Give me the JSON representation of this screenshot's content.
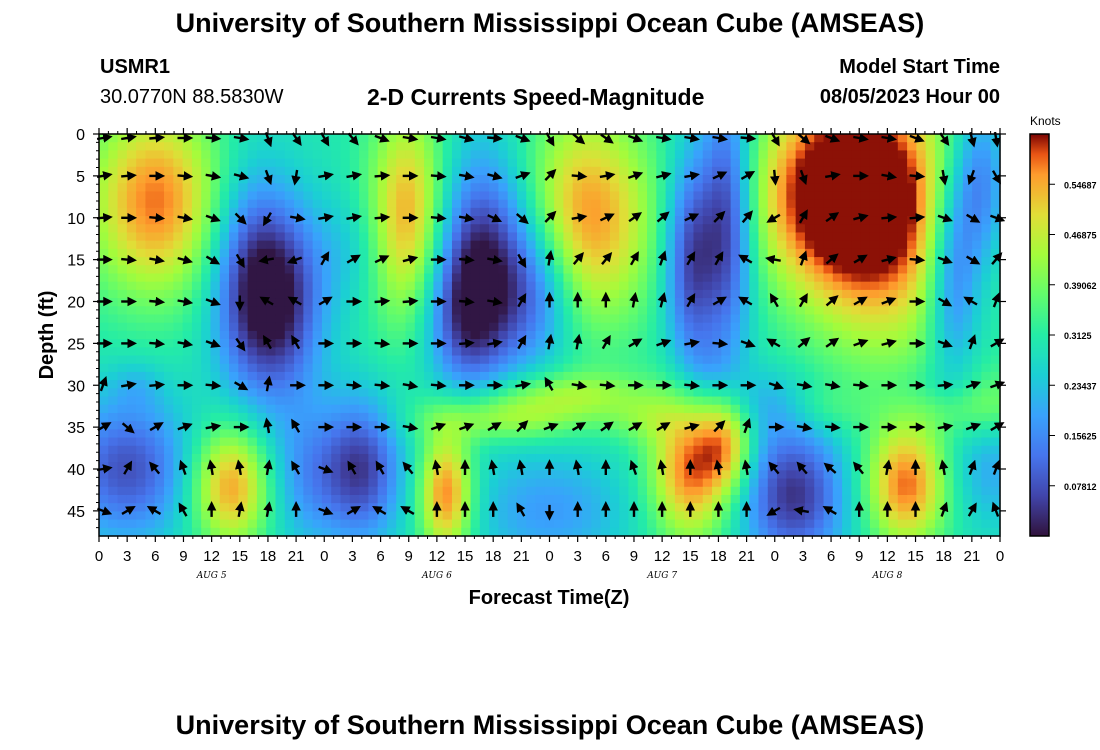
{
  "header": {
    "title": "University of Southern Mississippi Ocean Cube (AMSEAS)",
    "station": "USMR1",
    "coordinates": "30.0770N  88.5830W",
    "subtitle": "2-D Currents Speed-Magnitude",
    "model_start_label": "Model Start Time",
    "model_start_value": "08/05/2023 Hour 00"
  },
  "footer": {
    "title": "University of Southern Mississippi Ocean Cube (AMSEAS)"
  },
  "chart_data": {
    "type": "heatmap",
    "title": "2-D Currents Speed-Magnitude",
    "xlabel": "Forecast Time(Z)",
    "ylabel": "Depth (ft)",
    "x_hours_range": [
      0,
      96
    ],
    "x_tick_hours": [
      0,
      3,
      6,
      9,
      12,
      15,
      18,
      21,
      24,
      27,
      30,
      33,
      36,
      39,
      42,
      45,
      48,
      51,
      54,
      57,
      60,
      63,
      66,
      69,
      72,
      75,
      78,
      81,
      84,
      87,
      90,
      93,
      96
    ],
    "x_tick_labels": [
      "0",
      "3",
      "6",
      "9",
      "12",
      "15",
      "18",
      "21",
      "0",
      "3",
      "6",
      "9",
      "12",
      "15",
      "18",
      "21",
      "0",
      "3",
      "6",
      "9",
      "12",
      "15",
      "18",
      "21",
      "0",
      "3",
      "6",
      "9",
      "12",
      "15",
      "18",
      "21",
      "0"
    ],
    "day_labels": [
      {
        "hour": 12,
        "label": "AUG 5"
      },
      {
        "hour": 36,
        "label": "AUG 6"
      },
      {
        "hour": 60,
        "label": "AUG 7"
      },
      {
        "hour": 84,
        "label": "AUG 8"
      }
    ],
    "ylim": [
      0,
      48
    ],
    "y_inverted": true,
    "y_ticks": [
      0,
      5,
      10,
      15,
      20,
      25,
      30,
      35,
      40,
      45
    ],
    "y_tick_labels": [
      "0",
      "5",
      "10",
      "15",
      "20",
      "25",
      "30",
      "35",
      "40",
      "45"
    ],
    "colorbar": {
      "title": "Knots",
      "range": [
        0,
        0.625
      ],
      "ticks": [
        0.07812,
        0.15625,
        0.23437,
        0.3125,
        0.39062,
        0.46875,
        0.54687
      ],
      "tick_labels": [
        "0.07812",
        "0.15625",
        "0.23437",
        "0.3125",
        "0.39062",
        "0.46875",
        "0.54687"
      ],
      "colormap": "turbo"
    },
    "speed_blobs": {
      "base": 0.3,
      "blobs": [
        {
          "h": 6,
          "d": 8,
          "sh": 5,
          "sd": 8,
          "a": 0.28
        },
        {
          "h": 3,
          "d": 40,
          "sh": 5,
          "sd": 6,
          "a": -0.22
        },
        {
          "h": 16,
          "d": 18,
          "sh": 3,
          "sd": 9,
          "a": -0.24
        },
        {
          "h": 20,
          "d": 20,
          "sh": 3,
          "sd": 8,
          "a": -0.22
        },
        {
          "h": 14,
          "d": 42,
          "sh": 3,
          "sd": 5,
          "a": 0.27
        },
        {
          "h": 4,
          "d": 30,
          "sh": 2,
          "sd": 2,
          "a": -0.05
        },
        {
          "h": 22,
          "d": 41,
          "sh": 3,
          "sd": 6,
          "a": -0.12
        },
        {
          "h": 28,
          "d": 40,
          "sh": 3,
          "sd": 6,
          "a": -0.24
        },
        {
          "h": 27,
          "d": 14,
          "sh": 3,
          "sd": 5,
          "a": -0.06
        },
        {
          "h": 33,
          "d": 10,
          "sh": 3,
          "sd": 9,
          "a": 0.27
        },
        {
          "h": 39,
          "d": 22,
          "sh": 3,
          "sd": 6,
          "a": -0.15
        },
        {
          "h": 41,
          "d": 15,
          "sh": 4,
          "sd": 9,
          "a": -0.28
        },
        {
          "h": 47,
          "d": 19,
          "sh": 3,
          "sd": 6,
          "a": -0.15
        },
        {
          "h": 37,
          "d": 43,
          "sh": 2,
          "sd": 5,
          "a": 0.29
        },
        {
          "h": 43,
          "d": 34,
          "sh": 6,
          "sd": 2,
          "a": 0.15
        },
        {
          "h": 52,
          "d": 10,
          "sh": 5,
          "sd": 9,
          "a": 0.27
        },
        {
          "h": 50,
          "d": 31,
          "sh": 6,
          "sd": 2,
          "a": 0.12
        },
        {
          "h": 48,
          "d": 45,
          "sh": 6,
          "sd": 5,
          "a": -0.12
        },
        {
          "h": 63,
          "d": 15,
          "sh": 2,
          "sd": 9,
          "a": -0.24
        },
        {
          "h": 67,
          "d": 10,
          "sh": 2,
          "sd": 11,
          "a": -0.26
        },
        {
          "h": 65,
          "d": 28,
          "sh": 2,
          "sd": 3,
          "a": -0.06
        },
        {
          "h": 63,
          "d": 40,
          "sh": 3,
          "sd": 6,
          "a": 0.29
        },
        {
          "h": 67,
          "d": 37,
          "sh": 2,
          "sd": 4,
          "a": 0.2
        },
        {
          "h": 58,
          "d": 34,
          "sh": 3,
          "sd": 2,
          "a": 0.07
        },
        {
          "h": 78,
          "d": 7,
          "sh": 6,
          "sd": 8,
          "a": 0.32
        },
        {
          "h": 84,
          "d": 10,
          "sh": 6,
          "sd": 12,
          "a": 0.25
        },
        {
          "h": 74,
          "d": 43,
          "sh": 4,
          "sd": 6,
          "a": -0.26
        },
        {
          "h": 71,
          "d": 32,
          "sh": 3,
          "sd": 3,
          "a": -0.07
        },
        {
          "h": 86,
          "d": 42,
          "sh": 3,
          "sd": 5,
          "a": 0.28
        },
        {
          "h": 95,
          "d": 40,
          "sh": 3,
          "sd": 5,
          "a": -0.1
        },
        {
          "h": 91,
          "d": 16,
          "sh": 2,
          "sd": 9,
          "a": -0.22
        },
        {
          "h": 94,
          "d": 6,
          "sh": 2,
          "sd": 7,
          "a": -0.18
        },
        {
          "h": 94,
          "d": 32,
          "sh": 4,
          "sd": 3,
          "a": 0.12
        },
        {
          "h": 90,
          "d": 30,
          "sh": 4,
          "sd": 2,
          "a": -0.05
        },
        {
          "h": 77,
          "d": 33,
          "sh": 3,
          "sd": 2,
          "a": 0.05
        }
      ]
    },
    "vector_depths": [
      0,
      5,
      10,
      15,
      20,
      25,
      30,
      35,
      40,
      45
    ],
    "vector_hours": [
      0,
      3,
      6,
      9,
      12,
      15,
      18,
      21,
      24,
      27,
      30,
      33,
      36,
      39,
      42,
      45,
      48,
      51,
      54,
      57,
      60,
      63,
      66,
      69,
      72,
      75,
      78,
      81,
      84,
      87,
      90,
      93,
      96
    ],
    "vector_directions_deg": [
      [
        80,
        80,
        85,
        90,
        95,
        100,
        160,
        145,
        150,
        140,
        110,
        100,
        100,
        105,
        95,
        110,
        150,
        130,
        125,
        110,
        100,
        100,
        100,
        95,
        150,
        130,
        110,
        100,
        100,
        110,
        145,
        165,
        170
      ],
      [
        80,
        85,
        90,
        95,
        100,
        105,
        160,
        190,
        80,
        80,
        85,
        90,
        95,
        100,
        105,
        70,
        45,
        95,
        80,
        70,
        75,
        80,
        65,
        60,
        175,
        160,
        80,
        90,
        100,
        95,
        170,
        200,
        150
      ],
      [
        85,
        90,
        95,
        100,
        110,
        135,
        210,
        100,
        80,
        80,
        85,
        90,
        95,
        100,
        115,
        130,
        45,
        80,
        65,
        55,
        50,
        65,
        45,
        40,
        240,
        30,
        55,
        75,
        85,
        85,
        110,
        120,
        110
      ],
      [
        90,
        95,
        100,
        105,
        120,
        150,
        260,
        250,
        30,
        60,
        65,
        75,
        90,
        95,
        100,
        150,
        10,
        40,
        40,
        30,
        20,
        30,
        30,
        300,
        280,
        20,
        50,
        60,
        75,
        95,
        110,
        120,
        40
      ],
      [
        90,
        90,
        95,
        100,
        110,
        180,
        300,
        300,
        60,
        90,
        85,
        85,
        90,
        95,
        100,
        30,
        0,
        0,
        0,
        10,
        15,
        30,
        60,
        300,
        330,
        30,
        50,
        60,
        70,
        90,
        120,
        300,
        20
      ],
      [
        90,
        90,
        95,
        100,
        110,
        145,
        330,
        330,
        90,
        90,
        95,
        90,
        90,
        85,
        80,
        30,
        10,
        10,
        30,
        60,
        70,
        80,
        95,
        110,
        300,
        50,
        55,
        70,
        75,
        90,
        110,
        20,
        60
      ],
      [
        20,
        80,
        85,
        90,
        95,
        120,
        10,
        90,
        90,
        95,
        95,
        100,
        95,
        90,
        90,
        80,
        330,
        100,
        95,
        90,
        90,
        95,
        90,
        90,
        110,
        100,
        100,
        95,
        90,
        90,
        85,
        70,
        70
      ],
      [
        60,
        130,
        60,
        70,
        80,
        90,
        350,
        330,
        90,
        90,
        90,
        100,
        70,
        70,
        60,
        45,
        70,
        60,
        55,
        60,
        60,
        75,
        45,
        20,
        90,
        100,
        95,
        90,
        90,
        90,
        80,
        70,
        60
      ],
      [
        80,
        30,
        320,
        340,
        350,
        350,
        10,
        330,
        110,
        330,
        330,
        320,
        350,
        0,
        350,
        350,
        0,
        350,
        0,
        340,
        350,
        0,
        350,
        350,
        320,
        320,
        310,
        320,
        10,
        0,
        350,
        20,
        20
      ],
      [
        110,
        60,
        300,
        330,
        0,
        10,
        10,
        0,
        110,
        60,
        300,
        300,
        0,
        0,
        0,
        330,
        180,
        0,
        0,
        0,
        0,
        0,
        0,
        0,
        240,
        280,
        300,
        0,
        0,
        0,
        20,
        30,
        340
      ]
    ]
  }
}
++++++++++
Extract each line holding the word "University" from the records.

**Solution to this exercise**
    "title": "University of Southern Mississippi Ocean Cube (AMSEAS)",
    "title": "University of Southern Mississippi Ocean Cube (AMSEAS)"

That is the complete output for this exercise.